====== ENTRIES SHOWN ======

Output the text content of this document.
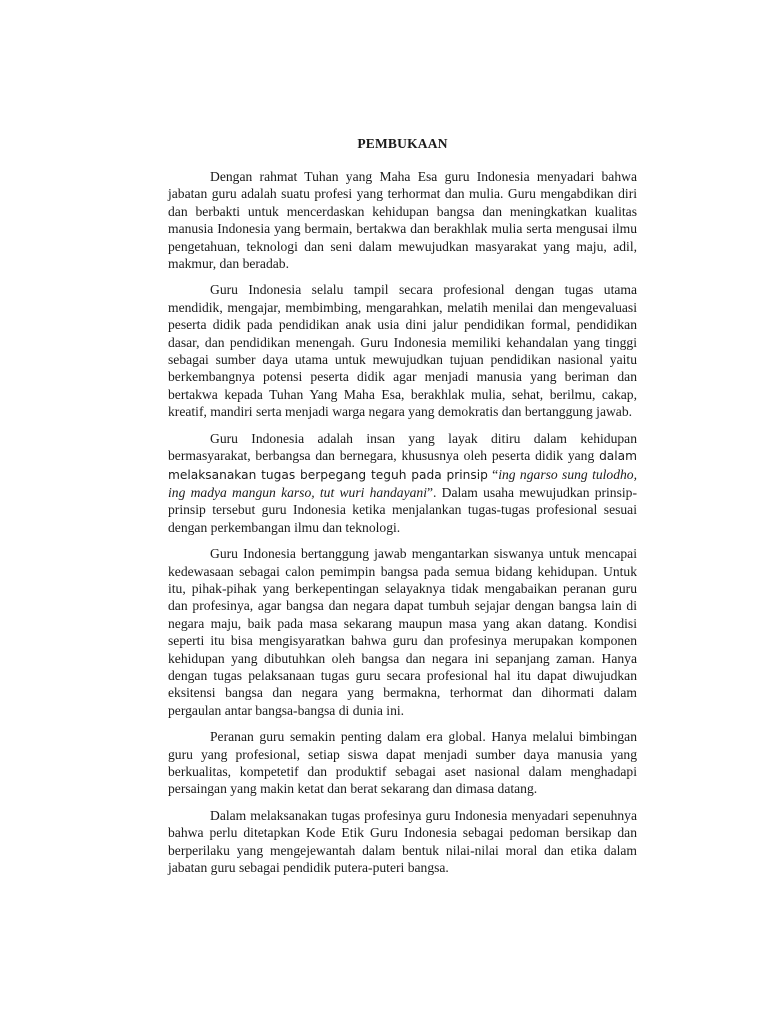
PEMBUKAAN

Dengan rahmat Tuhan yang Maha Esa guru Indonesia menyadari bahwa jabatan guru adalah suatu profesi yang terhormat dan mulia. Guru mengabdikan diri dan berbakti untuk mencerdaskan kehidupan bangsa dan meningkatkan kualitas manusia Indonesia yang bermain, bertakwa dan berakhlak mulia serta mengusai ilmu pengetahuan, teknologi dan seni dalam mewujudkan masyarakat yang maju, adil, makmur, dan beradab.

Guru Indonesia selalu tampil secara profesional dengan tugas utama mendidik, mengajar, membimbing, mengarahkan, melatih menilai dan mengevaluasi peserta didik pada pendidikan anak usia dini jalur pendidikan formal, pendidikan dasar, dan pendidikan menengah. Guru Indonesia memiliki kehandalan yang tinggi sebagai sumber daya utama untuk mewujudkan tujuan pendidikan nasional yaitu berkembangnya potensi peserta didik agar menjadi manusia yang beriman dan bertakwa kepada Tuhan Yang Maha Esa, berakhlak mulia, sehat, berilmu, cakap, kreatif, mandiri serta menjadi warga negara yang demokratis dan bertanggung jawab.

Guru Indonesia adalah insan yang layak ditiru dalam kehidupan bermasyarakat, berbangsa dan bernegara, khususnya oleh peserta didik yang dalam melaksanakan tugas berpegang teguh pada prinsip “ing ngarso sung tulodho, ing madya mangun karso, tut wuri handayani”. Dalam usaha mewujudkan prinsip-prinsip tersebut guru Indonesia ketika menjalankan tugas-tugas profesional sesuai dengan perkembangan ilmu dan teknologi.

Guru Indonesia bertanggung jawab mengantarkan siswanya untuk mencapai kedewasaan sebagai calon pemimpin bangsa pada semua bidang kehidupan. Untuk itu, pihak-pihak yang berkepentingan selayaknya tidak mengabaikan peranan guru dan profesinya, agar bangsa dan negara dapat tumbuh sejajar dengan bangsa lain di negara maju, baik pada masa sekarang maupun masa yang akan datang. Kondisi seperti itu bisa mengisyaratkan bahwa guru dan profesinya merupakan komponen kehidupan yang dibutuhkan oleh bangsa dan negara ini sepanjang zaman. Hanya dengan tugas pelaksanaan tugas guru secara profesional hal itu dapat diwujudkan eksitensi bangsa dan negara yang bermakna, terhormat dan dihormati dalam pergaulan antar bangsa-bangsa di dunia ini.

Peranan guru semakin penting dalam era global. Hanya melalui bimbingan guru yang profesional, setiap siswa dapat menjadi sumber daya manusia yang berkualitas, kompetetif dan produktif sebagai aset nasional dalam menghadapi persaingan yang makin ketat dan berat sekarang dan dimasa datang.

Dalam melaksanakan tugas profesinya guru Indonesia menyadari sepenuhnya bahwa perlu ditetapkan Kode Etik Guru Indonesia sebagai pedoman bersikap dan berperilaku yang mengejewantah dalam bentuk nilai-nilai moral dan etika dalam jabatan guru sebagai pendidik putera-puteri bangsa.
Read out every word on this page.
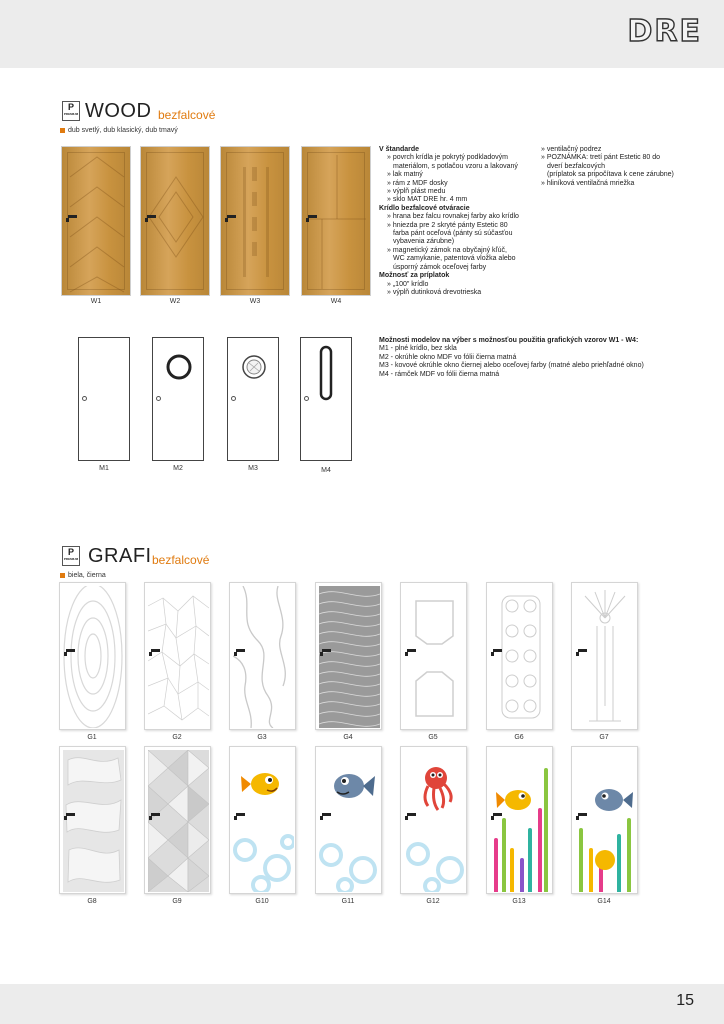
DRE
15
P
PREMIUM WOOD bezfalcové
dub svetlý, dub klasický, dub tmavý
W1	W2	W3	W4
V štandarde
» povrch krídla je pokrytý podkladovým
materiálom, s potlačou vzoru a lakovaný
» lak matný
» rám z MDF dosky
» výplň plást medu
» sklo MAT DRE hr. 4 mm
Krídlo bezfalcové otváracie
» hrana bez falcu rovnakej farby ako krídlo
» hniezda pre 2 skryté pánty Estetic 80
farba pánt oceľová (pánty sú súčasťou
vybavenia zárubne)
» magnetický zámok na obyčajný kľúč,
WC zamykanie, patentová vložka alebo
úsporný zámok oceľovej farby
Možnosť za príplatok
» „100" krídlo
» výplň dutinková drevotrieska
» ventilačný podrez
» POZNÁMKA: tretí pánt Estetic 80 do
dverí bezfalcových
(príplatok sa pripočítava k cene zárubne)
» hliníková ventilačná mriežka
M1	M2	M3	M4
Možnosti modelov na výber s možnosťou použitia grafických vzorov W1 - W4:
M1 - plné krídlo, bez skla
M2 - okrúhle okno MDF vo fólii čierna matná
M3 - kovové okrúhle okno čiernej alebo oceľovej farby (matné alebo priehľadné okno)
M4 - rámček MDF vo fólii čierna matná
P
PREMIUM GRAFI bezfalcové
biela, čierna
G1	G2	G3	G4	G5	G6	G7
G8	G9	G10	G11	G12	G13	G14
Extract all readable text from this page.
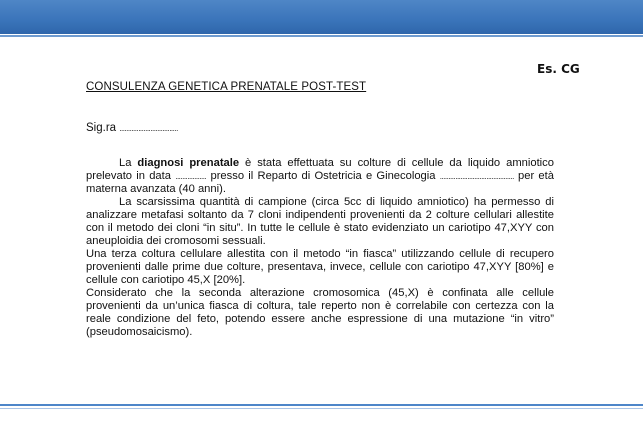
Es. CG
CONSULENZA GENETICA PRENATALE POST-TEST
Sig.ra ..................................

La diagnosi prenatale è stata effettuata su colture di cellule da liquido amniotico prelevato in data .................. presso il Reparto di Ostetricia e Ginecologia ........................................... per età materna avanzata (40 anni).

La scarsissima quantità di campione (circa 5cc di liquido amniotico) ha permesso di analizzare metafasi soltanto da 7 cloni indipendenti provenienti da 2 colture cellulari allestite con il metodo dei cloni “in situ”. In tutte le cellule è stato evidenziato un cariotipo 47,XYY con aneuploidia dei cromosomi sessuali.

Una terza coltura cellulare allestita con il metodo “in fiasca” utilizzando cellule di recupero provenienti dalle prime due colture, presentava, invece, cellule con cariotipo 47,XYY [80%] e cellule con cariotipo 45,X [20%].

Considerato che la seconda alterazione cromosomica (45,X) è confinata alle cellule provenienti da un’unica fiasca di coltura, tale reperto non è correlabile con certezza con la reale condizione del feto, potendo essere anche espressione di una mutazione “in vitro” (pseudomosaicismo).
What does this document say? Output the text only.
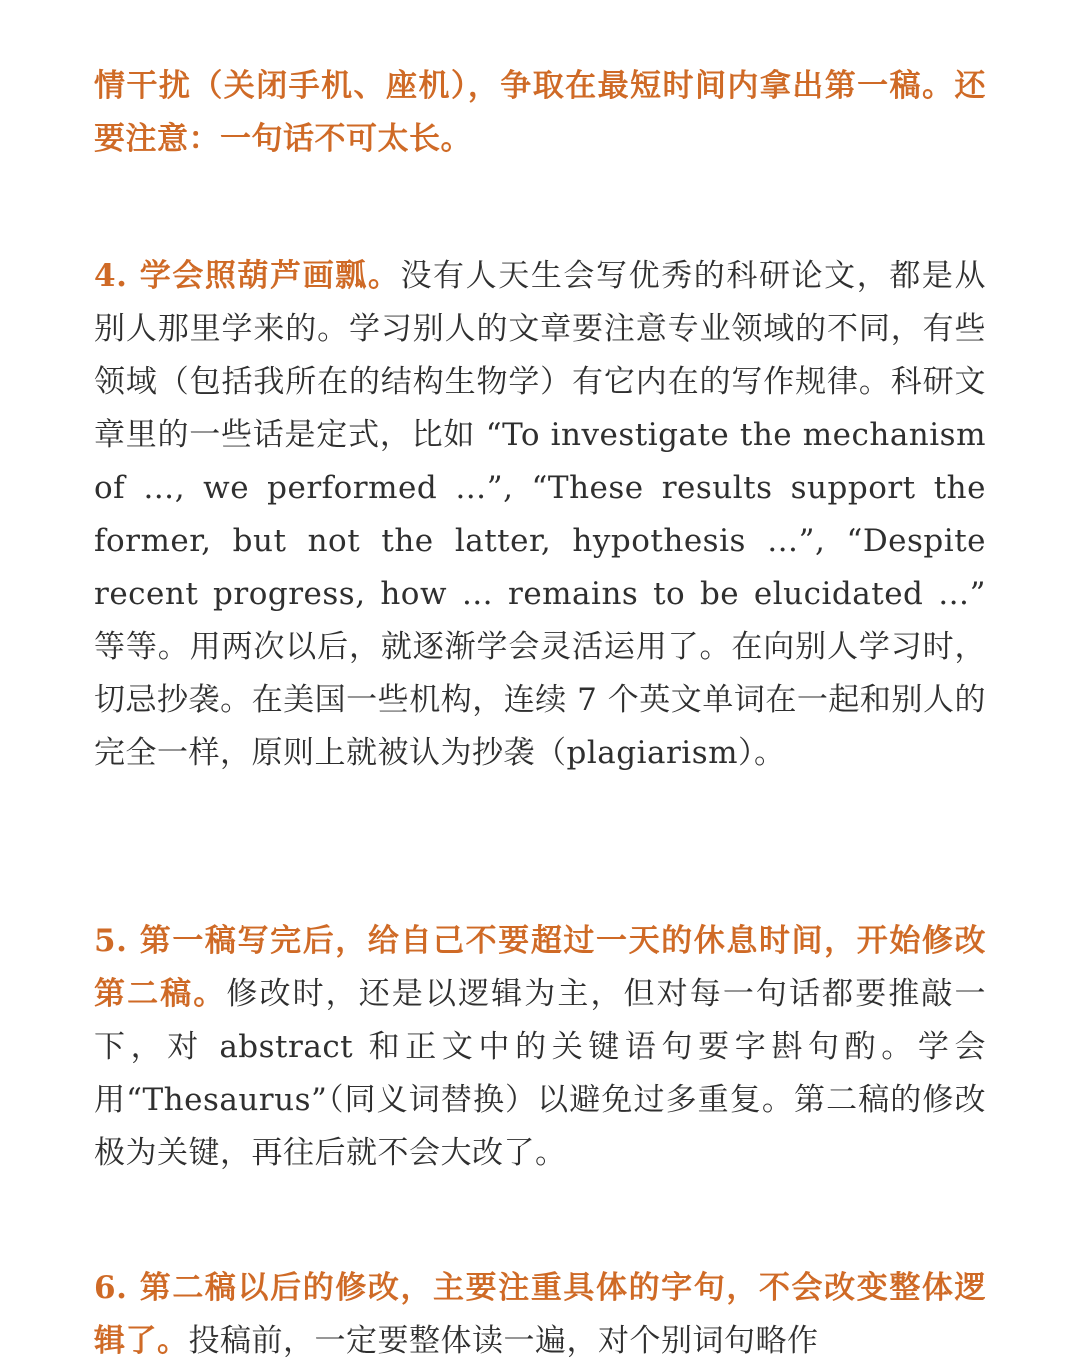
情干扰（关闭手机、座机），争取在最短时间内拿出第一稿。还要注意：一句话不可太长。

4. 学会照葫芦画瓢。没有人天生会写优秀的科研论文，都是从别人那里学来的。学习别人的文章要注意专业领域的不同，有些领域（包括我所在的结构生物学）有它内在的写作规律。科研文章里的一些话是定式，比如 “To investigate the mechanism of …, we performed …”, “These results support the former, but not the latter, hypothesis …”, “Despite recent progress, how … remains to be elucidated …” 等等。用两次以后，就逐渐学会灵活运用了。在向别人学习时，切忌抄袭。在美国一些机构，连续 7 个英文单词在一起和别人的完全一样，原则上就被认为抄袭（plagiarism）。

5. 第一稿写完后，给自己不要超过一天的休息时间，开始修改第二稿。修改时，还是以逻辑为主，但对每一句话都要推敲一下，对 abstract 和正文中的关键语句要字斟句酌。学会用“Thesaurus”（同义词替换）以避免过多重复。第二稿的修改极为关键，再往后就不会大改了。

6. 第二稿以后的修改，主要注重具体的字句，不会改变整体逻辑了。投稿前，一定要整体读一遍，对个别词句略作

======

Go through the material and select each line with the string "colture" in it.

SOLUTION FOR THIS PROBLEM:
La diagnosi prenatale è stata effettuata su colture di cellule da liquido amniotico prelevato in data .................. presso il Reparto di Ostetricia e Ginecologia ........................................... per età materna avanzata (40 anni).
La scarsissima quantità di campione (circa 5cc di liquido amniotico) ha permesso di analizzare metafasi soltanto da 7 cloni indipendenti provenienti da 2 colture cellulari allestite con il metodo dei cloni “in situ”. In tutte le cellule è stato evidenziato un cariotipo 47,XYY con aneuploidia dei cromosomi sessuali.
Una terza coltura cellulare allestita con il metodo “in fiasca” utilizzando cellule di recupero provenienti dalle prime due colture, presentava, invece, cellule con cariotipo 47,XYY [80%] e cellule con cariotipo 45,X [20%].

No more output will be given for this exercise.